— Given data —
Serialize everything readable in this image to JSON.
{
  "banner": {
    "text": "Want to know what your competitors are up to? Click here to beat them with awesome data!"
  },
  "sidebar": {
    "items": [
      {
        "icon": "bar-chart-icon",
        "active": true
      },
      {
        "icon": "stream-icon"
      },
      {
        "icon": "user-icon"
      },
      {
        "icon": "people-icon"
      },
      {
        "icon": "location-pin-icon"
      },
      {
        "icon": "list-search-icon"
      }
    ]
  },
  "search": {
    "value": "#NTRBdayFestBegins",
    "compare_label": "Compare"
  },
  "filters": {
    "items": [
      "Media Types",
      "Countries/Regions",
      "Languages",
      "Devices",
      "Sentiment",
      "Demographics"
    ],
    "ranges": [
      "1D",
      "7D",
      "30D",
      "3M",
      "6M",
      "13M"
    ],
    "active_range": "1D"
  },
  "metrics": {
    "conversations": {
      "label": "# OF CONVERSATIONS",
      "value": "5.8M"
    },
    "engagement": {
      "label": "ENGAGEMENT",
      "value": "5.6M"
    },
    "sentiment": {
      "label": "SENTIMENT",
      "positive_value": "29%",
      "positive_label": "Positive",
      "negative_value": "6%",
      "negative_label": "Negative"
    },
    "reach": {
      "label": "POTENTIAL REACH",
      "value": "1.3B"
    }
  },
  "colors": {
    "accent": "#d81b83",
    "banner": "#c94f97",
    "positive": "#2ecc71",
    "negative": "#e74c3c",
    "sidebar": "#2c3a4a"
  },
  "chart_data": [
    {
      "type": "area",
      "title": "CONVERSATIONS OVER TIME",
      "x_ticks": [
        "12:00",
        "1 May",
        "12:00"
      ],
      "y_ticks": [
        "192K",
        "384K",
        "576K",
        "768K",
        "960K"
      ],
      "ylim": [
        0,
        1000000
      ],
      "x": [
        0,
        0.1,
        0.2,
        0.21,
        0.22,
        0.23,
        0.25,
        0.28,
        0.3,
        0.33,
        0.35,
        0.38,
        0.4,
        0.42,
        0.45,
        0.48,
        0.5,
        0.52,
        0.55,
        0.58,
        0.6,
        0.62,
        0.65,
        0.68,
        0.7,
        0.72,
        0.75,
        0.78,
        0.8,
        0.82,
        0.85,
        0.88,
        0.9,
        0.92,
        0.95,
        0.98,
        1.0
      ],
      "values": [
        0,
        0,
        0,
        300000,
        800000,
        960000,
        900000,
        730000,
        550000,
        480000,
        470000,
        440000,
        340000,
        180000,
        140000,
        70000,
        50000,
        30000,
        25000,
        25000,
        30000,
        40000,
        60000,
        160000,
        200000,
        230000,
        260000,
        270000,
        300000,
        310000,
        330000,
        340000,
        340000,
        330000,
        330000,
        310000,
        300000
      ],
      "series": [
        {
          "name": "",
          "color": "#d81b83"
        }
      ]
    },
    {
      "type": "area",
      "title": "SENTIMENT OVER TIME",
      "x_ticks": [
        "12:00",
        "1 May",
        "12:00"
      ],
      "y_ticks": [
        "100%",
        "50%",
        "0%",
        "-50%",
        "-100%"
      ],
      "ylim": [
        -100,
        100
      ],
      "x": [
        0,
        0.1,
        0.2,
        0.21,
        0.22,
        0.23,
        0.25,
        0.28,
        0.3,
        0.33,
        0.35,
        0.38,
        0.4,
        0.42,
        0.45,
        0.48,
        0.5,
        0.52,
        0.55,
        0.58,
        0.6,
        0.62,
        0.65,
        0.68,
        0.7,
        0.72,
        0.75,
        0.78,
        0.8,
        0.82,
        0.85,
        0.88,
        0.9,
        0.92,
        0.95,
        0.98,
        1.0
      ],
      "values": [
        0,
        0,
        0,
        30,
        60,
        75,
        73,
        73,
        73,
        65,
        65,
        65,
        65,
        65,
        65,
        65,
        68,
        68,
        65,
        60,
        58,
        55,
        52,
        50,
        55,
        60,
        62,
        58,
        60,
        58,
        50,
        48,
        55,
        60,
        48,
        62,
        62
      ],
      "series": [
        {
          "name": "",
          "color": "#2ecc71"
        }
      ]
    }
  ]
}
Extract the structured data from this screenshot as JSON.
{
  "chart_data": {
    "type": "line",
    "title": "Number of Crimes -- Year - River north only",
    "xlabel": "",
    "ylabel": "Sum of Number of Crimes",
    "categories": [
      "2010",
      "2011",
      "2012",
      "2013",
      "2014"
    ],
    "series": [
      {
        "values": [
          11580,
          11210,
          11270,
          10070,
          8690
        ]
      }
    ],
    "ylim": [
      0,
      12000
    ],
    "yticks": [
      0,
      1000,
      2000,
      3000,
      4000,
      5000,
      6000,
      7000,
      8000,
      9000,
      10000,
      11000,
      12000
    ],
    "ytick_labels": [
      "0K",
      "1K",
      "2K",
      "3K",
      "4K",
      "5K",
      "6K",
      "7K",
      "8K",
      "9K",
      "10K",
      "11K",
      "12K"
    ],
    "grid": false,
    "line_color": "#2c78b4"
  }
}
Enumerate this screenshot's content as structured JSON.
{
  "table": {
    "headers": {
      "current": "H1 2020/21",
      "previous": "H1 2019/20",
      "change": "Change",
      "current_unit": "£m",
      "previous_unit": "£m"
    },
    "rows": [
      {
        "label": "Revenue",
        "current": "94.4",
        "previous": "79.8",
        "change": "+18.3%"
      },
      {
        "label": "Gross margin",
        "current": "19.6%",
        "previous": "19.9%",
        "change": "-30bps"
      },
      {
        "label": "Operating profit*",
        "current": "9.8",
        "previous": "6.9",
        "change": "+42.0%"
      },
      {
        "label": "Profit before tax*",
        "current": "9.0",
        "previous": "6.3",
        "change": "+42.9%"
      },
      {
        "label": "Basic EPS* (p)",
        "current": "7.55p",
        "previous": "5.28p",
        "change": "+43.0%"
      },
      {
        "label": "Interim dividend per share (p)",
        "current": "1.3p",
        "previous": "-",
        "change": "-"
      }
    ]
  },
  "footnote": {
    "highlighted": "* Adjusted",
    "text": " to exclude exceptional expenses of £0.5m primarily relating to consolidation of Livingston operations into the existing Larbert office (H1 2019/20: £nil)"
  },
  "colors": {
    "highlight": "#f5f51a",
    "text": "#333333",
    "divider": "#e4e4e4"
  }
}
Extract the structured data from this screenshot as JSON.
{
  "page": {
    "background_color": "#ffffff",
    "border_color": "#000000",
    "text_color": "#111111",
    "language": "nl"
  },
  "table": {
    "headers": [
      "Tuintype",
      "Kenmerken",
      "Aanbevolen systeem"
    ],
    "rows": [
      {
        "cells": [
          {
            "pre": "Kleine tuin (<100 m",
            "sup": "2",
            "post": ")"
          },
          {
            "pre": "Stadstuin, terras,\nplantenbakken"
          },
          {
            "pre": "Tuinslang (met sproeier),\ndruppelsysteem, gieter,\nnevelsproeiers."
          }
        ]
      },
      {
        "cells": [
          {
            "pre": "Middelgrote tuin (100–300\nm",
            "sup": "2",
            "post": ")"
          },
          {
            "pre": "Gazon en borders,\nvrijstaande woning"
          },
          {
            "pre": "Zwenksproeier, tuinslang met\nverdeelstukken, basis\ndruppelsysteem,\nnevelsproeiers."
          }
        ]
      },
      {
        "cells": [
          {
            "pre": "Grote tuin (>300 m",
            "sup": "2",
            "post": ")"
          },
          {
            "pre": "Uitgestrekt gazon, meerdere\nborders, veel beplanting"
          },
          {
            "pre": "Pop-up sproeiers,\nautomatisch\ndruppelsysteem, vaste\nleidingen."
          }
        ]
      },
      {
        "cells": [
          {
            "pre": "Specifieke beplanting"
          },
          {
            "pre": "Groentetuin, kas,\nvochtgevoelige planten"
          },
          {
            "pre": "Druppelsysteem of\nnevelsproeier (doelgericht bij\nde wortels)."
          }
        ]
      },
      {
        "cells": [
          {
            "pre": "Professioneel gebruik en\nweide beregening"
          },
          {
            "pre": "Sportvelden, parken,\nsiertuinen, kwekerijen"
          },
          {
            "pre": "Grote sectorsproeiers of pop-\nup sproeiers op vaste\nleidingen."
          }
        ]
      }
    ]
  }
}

— Written request —
Report the number of lines above containing the word "this", with no other text.

— Result of the task —
4